__Short problem 1__:
In the excerpt on term frequency and co-occurrence matrices, what does each column of the term frequency matrix represent?
__Short problem 2__:
In one to three sentences, how does the co-occurrence matrix remove terms irrelevant to the user query's domain, according to the excerpt on term frequency and co-occurrence matrices?
__Short problem 3__:
Continue the excerpt on term frequency and co-occurrence matrices from the point where it stops.

__Excerpt to read__:
====
5.4 Term Frequency Matrix

The general structure of the Term Frequency Matrix(TF $_{Q W}$ ) is shown in Table 4. In Term Frequency matrix, each query term generated after pre-processing has been evaluated for its frequency in every web document page of the corpus. Many traditional approaches formulate the Term Frequency Matrix using query terms for the purpose of Information Retrieval from the web pages. However, in this work, Term Frequency matrix along with the Co-occurrence matrix created using RDF triple $<$ S,P,O $>$ has been used which restricts its co-occurrence in number of web pages. The matrix in Table 4 represents the ‘x’ number of unique user query terms on the one rows and ‘y’ number of web pages along the columns from the corpus. The cell value ‘N $_{xy}$ ’ represents the frequency of query term ‘x’ in web document ‘y’.

Table 4 Term frequency matrix $(T F_{Q W})$

	Web Doc 1	Web Doc 2	Web Doc 3	Web Doc 4	……	Web Doc y
Query T1	N $_{11}$	N $_{12}$	N $_{13}$	N $_{14}$	……	N $_{1 y}$
Query T2	N $_{21}$	N $_{22}$	N $_{23}$	N $_{24}$	……	N $_{2 y}$
Query T3	N $_{31}$	N $_{32}$	N $_{33}$	N $_{34}$	……	N $_{3 y}$
…	……	……	……	……	……	……
Query Tx	N $_{x1}$	N $_{x2}$	N $_{x3}$	N $_{x4}$	……	N $_{xy}$

5.5 Co-occurrence Matrix

The general structure of Co-occurrence Matrix (CO $_{R W}$ ) using RDF triple $<$ S,P,O $>$ is depicted in Table 5 which is the novel approach of the proposed work. The matrix represents the frequency of co-occurrence of the triple i.e. the occurrence of the $<$ S-P-O $>$ together in each web page from the corpus. This process removes the terms that are irrelevant to the domain represented by the user query due to restricted co-occurrence of the RDF triples. This strategy of co-occurrence of the Subject-Predicate-Object is formulated due to the triple structure of the RDF schema. The co-occurrence of the RDF triple acts as a strong indicator and thus contributes indirectly in handling context irrelevance and reduces search results ambiguity. The co-occurrence matrix in Table 5 shows the ‘x’ number of RDF triple set generated by the semantic crawl agent represented on the one rows and ‘y’ number of web pages represented along the columns from the web corpus. The cell value ‘N $_{xy}$ ’ represents the frequency of RDF triple $<$ Sx,Px,Qx $>$ co-occurrence in web document ‘y’.

Table 5 Co-occurrence matrix ( $C O_{R W}$ )
====
__Extracted information__:
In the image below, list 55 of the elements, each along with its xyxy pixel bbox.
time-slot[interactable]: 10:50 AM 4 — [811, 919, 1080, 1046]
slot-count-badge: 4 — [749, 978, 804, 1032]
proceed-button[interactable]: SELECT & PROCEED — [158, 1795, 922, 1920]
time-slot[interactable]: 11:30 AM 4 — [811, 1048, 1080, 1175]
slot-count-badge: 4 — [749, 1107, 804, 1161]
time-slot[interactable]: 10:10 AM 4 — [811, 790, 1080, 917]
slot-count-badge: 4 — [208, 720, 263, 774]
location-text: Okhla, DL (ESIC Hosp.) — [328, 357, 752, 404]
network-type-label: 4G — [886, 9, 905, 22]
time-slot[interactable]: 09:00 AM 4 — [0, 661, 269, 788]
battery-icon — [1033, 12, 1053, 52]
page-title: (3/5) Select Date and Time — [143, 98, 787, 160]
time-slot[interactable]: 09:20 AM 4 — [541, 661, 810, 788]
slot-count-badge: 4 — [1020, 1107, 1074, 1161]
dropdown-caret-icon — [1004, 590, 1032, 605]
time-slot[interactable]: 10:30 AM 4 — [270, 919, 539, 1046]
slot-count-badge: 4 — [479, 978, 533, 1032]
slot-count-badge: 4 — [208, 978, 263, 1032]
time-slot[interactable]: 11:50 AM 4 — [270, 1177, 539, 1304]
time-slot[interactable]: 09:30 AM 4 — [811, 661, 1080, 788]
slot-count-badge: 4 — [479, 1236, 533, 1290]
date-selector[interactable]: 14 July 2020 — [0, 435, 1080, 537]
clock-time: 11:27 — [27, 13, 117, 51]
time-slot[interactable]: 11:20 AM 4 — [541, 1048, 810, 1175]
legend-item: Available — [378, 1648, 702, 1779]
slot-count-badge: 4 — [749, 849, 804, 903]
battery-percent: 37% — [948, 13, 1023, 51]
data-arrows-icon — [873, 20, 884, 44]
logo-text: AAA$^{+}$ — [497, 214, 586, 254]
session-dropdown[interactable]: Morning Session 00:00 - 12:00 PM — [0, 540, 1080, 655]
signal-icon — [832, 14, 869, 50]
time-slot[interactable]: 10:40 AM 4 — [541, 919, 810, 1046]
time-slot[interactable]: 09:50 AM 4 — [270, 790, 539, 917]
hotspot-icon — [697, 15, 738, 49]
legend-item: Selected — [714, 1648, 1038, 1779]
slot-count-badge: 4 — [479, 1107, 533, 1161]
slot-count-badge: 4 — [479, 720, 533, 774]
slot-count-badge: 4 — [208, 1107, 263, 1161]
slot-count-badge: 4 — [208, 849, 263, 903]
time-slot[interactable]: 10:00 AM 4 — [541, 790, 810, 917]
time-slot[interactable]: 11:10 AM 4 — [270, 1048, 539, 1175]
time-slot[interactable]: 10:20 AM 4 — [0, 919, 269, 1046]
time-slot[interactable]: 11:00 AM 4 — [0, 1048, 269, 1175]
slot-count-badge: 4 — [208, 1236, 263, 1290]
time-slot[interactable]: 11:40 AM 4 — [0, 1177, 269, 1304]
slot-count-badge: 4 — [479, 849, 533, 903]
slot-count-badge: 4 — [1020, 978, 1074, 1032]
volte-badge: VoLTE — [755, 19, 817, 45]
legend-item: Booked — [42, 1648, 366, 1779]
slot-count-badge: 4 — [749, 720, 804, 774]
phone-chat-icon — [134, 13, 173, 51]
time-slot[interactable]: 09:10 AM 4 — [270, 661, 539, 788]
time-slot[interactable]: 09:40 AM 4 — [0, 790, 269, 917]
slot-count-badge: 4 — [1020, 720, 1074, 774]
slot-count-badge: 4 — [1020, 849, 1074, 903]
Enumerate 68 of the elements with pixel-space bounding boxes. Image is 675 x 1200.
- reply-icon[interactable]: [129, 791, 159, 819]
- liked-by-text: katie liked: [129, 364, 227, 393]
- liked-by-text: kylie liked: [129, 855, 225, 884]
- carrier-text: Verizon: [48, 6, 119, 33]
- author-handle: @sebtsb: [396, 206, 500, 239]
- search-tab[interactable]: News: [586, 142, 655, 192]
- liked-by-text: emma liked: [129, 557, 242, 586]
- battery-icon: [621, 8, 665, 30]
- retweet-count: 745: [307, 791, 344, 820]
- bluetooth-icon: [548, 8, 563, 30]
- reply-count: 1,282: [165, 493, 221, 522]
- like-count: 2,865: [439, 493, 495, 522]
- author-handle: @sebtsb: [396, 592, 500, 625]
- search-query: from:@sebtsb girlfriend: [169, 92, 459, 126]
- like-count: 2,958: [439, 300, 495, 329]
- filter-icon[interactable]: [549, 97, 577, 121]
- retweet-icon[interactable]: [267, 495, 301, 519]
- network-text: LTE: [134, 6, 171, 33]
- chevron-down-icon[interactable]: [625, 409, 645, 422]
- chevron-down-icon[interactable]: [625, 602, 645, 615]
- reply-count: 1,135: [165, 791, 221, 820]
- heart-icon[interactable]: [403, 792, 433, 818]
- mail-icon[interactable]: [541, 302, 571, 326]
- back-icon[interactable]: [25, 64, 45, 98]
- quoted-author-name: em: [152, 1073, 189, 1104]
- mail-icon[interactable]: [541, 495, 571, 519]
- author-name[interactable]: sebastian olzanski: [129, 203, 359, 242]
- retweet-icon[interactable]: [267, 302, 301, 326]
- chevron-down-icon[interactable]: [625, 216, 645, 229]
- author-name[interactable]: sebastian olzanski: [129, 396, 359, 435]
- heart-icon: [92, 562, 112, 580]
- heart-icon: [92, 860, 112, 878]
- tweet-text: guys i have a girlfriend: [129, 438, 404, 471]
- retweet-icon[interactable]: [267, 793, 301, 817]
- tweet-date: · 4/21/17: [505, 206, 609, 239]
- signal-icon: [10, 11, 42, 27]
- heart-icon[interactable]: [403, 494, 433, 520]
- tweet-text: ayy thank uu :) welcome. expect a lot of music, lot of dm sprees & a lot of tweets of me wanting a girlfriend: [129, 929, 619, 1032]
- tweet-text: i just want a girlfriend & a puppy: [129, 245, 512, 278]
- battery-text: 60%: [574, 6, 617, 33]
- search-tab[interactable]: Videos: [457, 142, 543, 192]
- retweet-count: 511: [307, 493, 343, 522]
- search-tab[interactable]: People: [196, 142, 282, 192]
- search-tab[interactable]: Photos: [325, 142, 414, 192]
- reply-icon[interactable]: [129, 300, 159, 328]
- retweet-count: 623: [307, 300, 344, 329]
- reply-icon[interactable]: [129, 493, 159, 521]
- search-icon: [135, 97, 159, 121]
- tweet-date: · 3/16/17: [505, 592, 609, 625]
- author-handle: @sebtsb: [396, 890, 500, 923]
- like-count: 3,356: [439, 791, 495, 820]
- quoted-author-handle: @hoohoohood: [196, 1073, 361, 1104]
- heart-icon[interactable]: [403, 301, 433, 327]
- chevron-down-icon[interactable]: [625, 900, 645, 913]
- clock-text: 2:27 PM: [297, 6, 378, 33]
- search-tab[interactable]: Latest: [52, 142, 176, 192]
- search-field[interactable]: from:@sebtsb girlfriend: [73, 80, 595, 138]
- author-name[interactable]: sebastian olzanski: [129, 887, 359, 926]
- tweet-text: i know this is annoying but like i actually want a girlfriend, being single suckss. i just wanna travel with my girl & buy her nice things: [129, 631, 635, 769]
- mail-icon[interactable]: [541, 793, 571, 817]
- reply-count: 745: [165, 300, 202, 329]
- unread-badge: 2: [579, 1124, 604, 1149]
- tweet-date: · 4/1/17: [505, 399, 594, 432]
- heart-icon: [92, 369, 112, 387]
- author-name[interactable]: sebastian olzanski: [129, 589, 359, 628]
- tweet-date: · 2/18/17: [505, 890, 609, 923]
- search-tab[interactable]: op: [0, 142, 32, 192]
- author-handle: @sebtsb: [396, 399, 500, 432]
====
__Task response 1__:
Each column represents a web page (web document) from the corpus.

__Task response 2__:
The matrix counts how often a full RDF triple of subject, predicate and object occurs together in each web page. That restricted co-occurrence filters out terms irrelevant to the query's domain. Because the joint occurrence of a triple is a strong indicator, it also helps handle context irrelevance and reduces ambiguity in search results.

__Task response 3__:
	Web Doc 1	Web Doc 2	Web Doc 3	Web Doc 4	……	Web Doc y
$<$ S1-P1-O1 $>$	CN $_{11}$	CN $_{12}$	CN $_{13}$	CN $_{14}$	……	CN $_{1 y}$
$<$ S2-P2-O2 $>$	CN $_{21}$	CN $_{22}$	CN $_{23}$	CN $_{24}$	……	CN $_{2 y}$
$<$ S2-P2-O2 $>$	CN $_{31}$	CN $_{32}$	CN $_{33}$	CN $_{34}$	……	CN $_{3 y}$
…	……	……	……	……	……	……
$<$ Sx-Px-Ox $>$	CN $_{x1}$	CN $_{x2}$	CN $_{x3}$	CN $_{x4}$	……	CN $_{xy}$

Like in traditional schemes, relying on term frequency or on Inverse Document Frequency, the combination of the co-occurrence matrix using RDF triple and term frequency matrix has been included in this work. Therefore, it resulted into reducing the irrelevancy in such semantic environment and further helps in decreasing the computational complexity. Thereafter, both the matrix, i.e. Term Frequency and the co-occurrence are subjected to Singular Value Decomposition, which could further condense the matrices into Query Term Priority Vector (PV $_{QT}$ ). The Query Term Priority Vector represents the terms that are most relevant to the user query.

5.6 Singular Value Decomposition

Singular Value Decomposition has been applied to the Term Frequency Matrix along with the Co-occurrence Matrix of RDF triple. This technique further reduces both the matrix into Query Term Priority Vector. The generated Query Term Priority Vector has been linked to the most relevant query terms. The algorithm depicted in Figure 4 considers RDF triple generated using semantic crawl agent and the web pages corpus as an input and generate the Query Term Priority Vector as an output.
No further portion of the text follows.